→ JOB:
Print every one of the following items again, line for line, with no changes.

→ THE RECORDS:
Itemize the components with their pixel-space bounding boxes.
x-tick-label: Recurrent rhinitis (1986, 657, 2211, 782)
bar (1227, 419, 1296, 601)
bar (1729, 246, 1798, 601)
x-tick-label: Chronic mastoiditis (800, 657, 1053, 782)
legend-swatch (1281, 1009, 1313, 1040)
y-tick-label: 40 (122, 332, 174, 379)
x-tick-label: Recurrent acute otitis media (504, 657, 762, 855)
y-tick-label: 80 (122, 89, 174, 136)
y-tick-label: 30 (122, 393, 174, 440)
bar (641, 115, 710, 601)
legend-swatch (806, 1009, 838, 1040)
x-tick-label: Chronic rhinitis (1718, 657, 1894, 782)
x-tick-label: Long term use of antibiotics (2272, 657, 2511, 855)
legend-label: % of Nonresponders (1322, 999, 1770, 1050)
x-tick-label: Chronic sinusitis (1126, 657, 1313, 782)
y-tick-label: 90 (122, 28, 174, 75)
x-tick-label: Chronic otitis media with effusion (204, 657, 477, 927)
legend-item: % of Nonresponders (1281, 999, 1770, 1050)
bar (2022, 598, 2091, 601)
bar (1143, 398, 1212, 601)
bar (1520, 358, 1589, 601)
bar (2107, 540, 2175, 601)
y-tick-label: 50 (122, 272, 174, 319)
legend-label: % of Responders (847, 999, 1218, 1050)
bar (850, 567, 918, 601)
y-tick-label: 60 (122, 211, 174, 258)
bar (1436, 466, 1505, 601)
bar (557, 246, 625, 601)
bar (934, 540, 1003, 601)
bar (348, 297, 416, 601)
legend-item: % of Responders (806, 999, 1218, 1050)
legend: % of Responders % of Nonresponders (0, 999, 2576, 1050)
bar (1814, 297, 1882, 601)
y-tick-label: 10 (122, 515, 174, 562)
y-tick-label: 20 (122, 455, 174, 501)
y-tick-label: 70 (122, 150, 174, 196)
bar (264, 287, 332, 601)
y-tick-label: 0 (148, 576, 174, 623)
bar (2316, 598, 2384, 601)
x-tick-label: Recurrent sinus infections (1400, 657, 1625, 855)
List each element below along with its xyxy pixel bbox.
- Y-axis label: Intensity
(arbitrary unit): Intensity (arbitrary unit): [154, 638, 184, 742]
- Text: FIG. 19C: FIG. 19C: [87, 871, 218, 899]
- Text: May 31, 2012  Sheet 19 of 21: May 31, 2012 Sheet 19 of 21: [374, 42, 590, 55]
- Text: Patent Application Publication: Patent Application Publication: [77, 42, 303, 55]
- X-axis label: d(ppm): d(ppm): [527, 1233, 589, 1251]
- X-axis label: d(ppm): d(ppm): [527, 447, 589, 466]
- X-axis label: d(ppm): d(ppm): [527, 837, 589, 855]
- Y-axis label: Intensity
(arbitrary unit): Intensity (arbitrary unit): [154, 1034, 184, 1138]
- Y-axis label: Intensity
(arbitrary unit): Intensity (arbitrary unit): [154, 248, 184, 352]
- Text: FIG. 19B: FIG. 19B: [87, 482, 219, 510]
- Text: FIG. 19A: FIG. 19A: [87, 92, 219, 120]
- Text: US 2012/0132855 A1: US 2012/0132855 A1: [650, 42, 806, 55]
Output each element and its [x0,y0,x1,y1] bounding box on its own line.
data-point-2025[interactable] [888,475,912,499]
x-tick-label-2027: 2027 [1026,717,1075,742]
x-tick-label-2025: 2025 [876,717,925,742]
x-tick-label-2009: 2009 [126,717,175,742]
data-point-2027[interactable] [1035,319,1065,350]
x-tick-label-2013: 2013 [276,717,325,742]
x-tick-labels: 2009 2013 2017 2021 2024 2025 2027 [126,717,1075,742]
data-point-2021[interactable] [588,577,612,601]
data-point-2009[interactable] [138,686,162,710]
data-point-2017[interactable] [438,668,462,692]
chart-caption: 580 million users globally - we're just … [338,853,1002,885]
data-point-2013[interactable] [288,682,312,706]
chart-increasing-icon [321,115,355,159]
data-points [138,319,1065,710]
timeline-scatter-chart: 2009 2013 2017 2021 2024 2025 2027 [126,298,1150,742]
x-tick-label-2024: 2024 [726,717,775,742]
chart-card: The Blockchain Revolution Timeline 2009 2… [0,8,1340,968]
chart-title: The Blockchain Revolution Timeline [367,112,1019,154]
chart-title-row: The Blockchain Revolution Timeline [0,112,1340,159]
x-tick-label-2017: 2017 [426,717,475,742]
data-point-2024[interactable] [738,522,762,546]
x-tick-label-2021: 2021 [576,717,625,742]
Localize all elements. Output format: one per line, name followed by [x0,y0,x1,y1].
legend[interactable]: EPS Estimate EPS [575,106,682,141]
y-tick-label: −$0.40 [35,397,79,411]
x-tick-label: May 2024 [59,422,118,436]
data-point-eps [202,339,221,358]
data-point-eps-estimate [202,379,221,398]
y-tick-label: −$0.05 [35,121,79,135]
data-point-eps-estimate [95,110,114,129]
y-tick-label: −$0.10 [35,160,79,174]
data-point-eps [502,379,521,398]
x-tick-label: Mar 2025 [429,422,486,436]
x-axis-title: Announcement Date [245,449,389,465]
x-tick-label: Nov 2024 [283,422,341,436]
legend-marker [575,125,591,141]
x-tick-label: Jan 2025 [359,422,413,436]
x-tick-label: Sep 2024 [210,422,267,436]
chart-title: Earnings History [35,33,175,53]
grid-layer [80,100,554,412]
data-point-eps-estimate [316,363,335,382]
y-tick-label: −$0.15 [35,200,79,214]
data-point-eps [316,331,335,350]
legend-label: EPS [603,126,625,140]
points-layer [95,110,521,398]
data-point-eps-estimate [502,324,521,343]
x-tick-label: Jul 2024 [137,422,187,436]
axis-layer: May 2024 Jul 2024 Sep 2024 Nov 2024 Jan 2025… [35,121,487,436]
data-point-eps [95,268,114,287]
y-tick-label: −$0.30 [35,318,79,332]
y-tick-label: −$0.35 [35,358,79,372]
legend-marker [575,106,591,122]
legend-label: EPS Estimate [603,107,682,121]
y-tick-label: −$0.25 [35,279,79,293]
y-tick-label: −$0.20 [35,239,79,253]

→ ANSWER FOR THIS EXERCISE:
Itemize the components with their pixel-space bounding boxes.
x-tick-label: Recurrent rhinitis (1986, 657, 2211, 782)
bar (1227, 419, 1296, 601)
bar (1729, 246, 1798, 601)
x-tick-label: Chronic mastoiditis (800, 657, 1053, 782)
legend-swatch (1281, 1009, 1313, 1040)
y-tick-label: 40 (122, 332, 174, 379)
x-tick-label: Recurrent acute otitis media (504, 657, 762, 855)
y-tick-label: 80 (122, 89, 174, 136)
y-tick-label: 30 (122, 393, 174, 440)
bar (641, 115, 710, 601)
legend-swatch (806, 1009, 838, 1040)
x-tick-label: Chronic rhinitis (1718, 657, 1894, 782)
x-tick-label: Long term use of antibiotics (2272, 657, 2511, 855)
legend-label: % of Nonresponders (1322, 999, 1770, 1050)
x-tick-label: Chronic sinusitis (1126, 657, 1313, 782)
y-tick-label: 90 (122, 28, 174, 75)
x-tick-label: Chronic otitis media with effusion (204, 657, 477, 927)
legend-item: % of Nonresponders (1281, 999, 1770, 1050)
bar (2022, 598, 2091, 601)
bar (1143, 398, 1212, 601)
bar (1520, 358, 1589, 601)
bar (2107, 540, 2175, 601)
y-tick-label: 50 (122, 272, 174, 319)
legend-label: % of Responders (847, 999, 1218, 1050)
bar (850, 567, 918, 601)
y-tick-label: 60 (122, 211, 174, 258)
bar (1436, 466, 1505, 601)
bar (557, 246, 625, 601)
bar (934, 540, 1003, 601)
bar (348, 297, 416, 601)
legend-item: % of Responders (806, 999, 1218, 1050)
legend: % of Responders % of Nonresponders (0, 999, 2576, 1050)
bar (1814, 297, 1882, 601)
y-tick-label: 10 (122, 515, 174, 562)
y-tick-label: 20 (122, 455, 174, 501)
y-tick-label: 70 (122, 150, 174, 196)
bar (264, 287, 332, 601)
y-tick-label: 0 (148, 576, 174, 623)
bar (2316, 598, 2384, 601)
x-tick-label: Recurrent sinus infections (1400, 657, 1625, 855)
List each element below along with its xyxy pixel bbox.
- Y-axis label: Intensity
(arbitrary unit): Intensity (arbitrary unit): [154, 638, 184, 742]
- Text: FIG. 19C: FIG. 19C: [87, 871, 218, 899]
- Text: May 31, 2012  Sheet 19 of 21: May 31, 2012 Sheet 19 of 21: [374, 42, 590, 55]
- Text: Patent Application Publication: Patent Application Publication: [77, 42, 303, 55]
- X-axis label: d(ppm): d(ppm): [527, 1233, 589, 1251]
- X-axis label: d(ppm): d(ppm): [527, 447, 589, 466]
- X-axis label: d(ppm): d(ppm): [527, 837, 589, 855]
- Y-axis label: Intensity
(arbitrary unit): Intensity (arbitrary unit): [154, 1034, 184, 1138]
- Y-axis label: Intensity
(arbitrary unit): Intensity (arbitrary unit): [154, 248, 184, 352]
- Text: FIG. 19B: FIG. 19B: [87, 482, 219, 510]
- Text: FIG. 19A: FIG. 19A: [87, 92, 219, 120]
- Text: US 2012/0132855 A1: US 2012/0132855 A1: [650, 42, 806, 55]
Output each element and its [x0,y0,x1,y1] bounding box on its own line.
data-point-2025[interactable] [888,475,912,499]
x-tick-label-2027: 2027 [1026,717,1075,742]
x-tick-label-2025: 2025 [876,717,925,742]
x-tick-label-2009: 2009 [126,717,175,742]
data-point-2027[interactable] [1035,319,1065,350]
x-tick-label-2013: 2013 [276,717,325,742]
x-tick-labels: 2009 2013 2017 2021 2024 2025 2027 [126,717,1075,742]
data-point-2021[interactable] [588,577,612,601]
data-point-2009[interactable] [138,686,162,710]
data-point-2017[interactable] [438,668,462,692]
chart-caption: 580 million users globally - we're just … [338,853,1002,885]
data-point-2013[interactable] [288,682,312,706]
chart-increasing-icon [321,115,355,159]
data-points [138,319,1065,710]
timeline-scatter-chart: 2009 2013 2017 2021 2024 2025 2027 [126,298,1150,742]
x-tick-label-2024: 2024 [726,717,775,742]
chart-card: The Blockchain Revolution Timeline 2009 2… [0,8,1340,968]
chart-title: The Blockchain Revolution Timeline [367,112,1019,154]
chart-title-row: The Blockchain Revolution Timeline [0,112,1340,159]
x-tick-label-2017: 2017 [426,717,475,742]
data-point-2024[interactable] [738,522,762,546]
x-tick-label-2021: 2021 [576,717,625,742]
Localize all elements. Output format: one per line, name followed by [x0,y0,x1,y1].
legend[interactable]: EPS Estimate EPS [575,106,682,141]
y-tick-label: −$0.40 [35,397,79,411]
x-tick-label: May 2024 [59,422,118,436]
data-point-eps [202,339,221,358]
data-point-eps-estimate [202,379,221,398]
y-tick-label: −$0.05 [35,121,79,135]
data-point-eps-estimate [95,110,114,129]
y-tick-label: −$0.10 [35,160,79,174]
data-point-eps [502,379,521,398]
x-tick-label: Mar 2025 [429,422,486,436]
x-axis-title: Announcement Date [245,449,389,465]
x-tick-label: Nov 2024 [283,422,341,436]
legend-marker [575,125,591,141]
x-tick-label: Jan 2025 [359,422,413,436]
x-tick-label: Sep 2024 [210,422,267,436]
chart-title: Earnings History [35,33,175,53]
grid-layer [80,100,554,412]
data-point-eps-estimate [316,363,335,382]
y-tick-label: −$0.15 [35,200,79,214]
data-point-eps [316,331,335,350]
legend-label: EPS [603,126,625,140]
points-layer [95,110,521,398]
data-point-eps-estimate [502,324,521,343]
x-tick-label: Jul 2024 [137,422,187,436]
axis-layer: May 2024 Jul 2024 Sep 2024 Nov 2024 Jan 2025… [35,121,487,436]
data-point-eps [95,268,114,287]
y-tick-label: −$0.30 [35,318,79,332]
y-tick-label: −$0.35 [35,358,79,372]
legend-marker [575,106,591,122]
legend-label: EPS Estimate [603,107,682,121]
y-tick-label: −$0.25 [35,279,79,293]
y-tick-label: −$0.20 [35,239,79,253]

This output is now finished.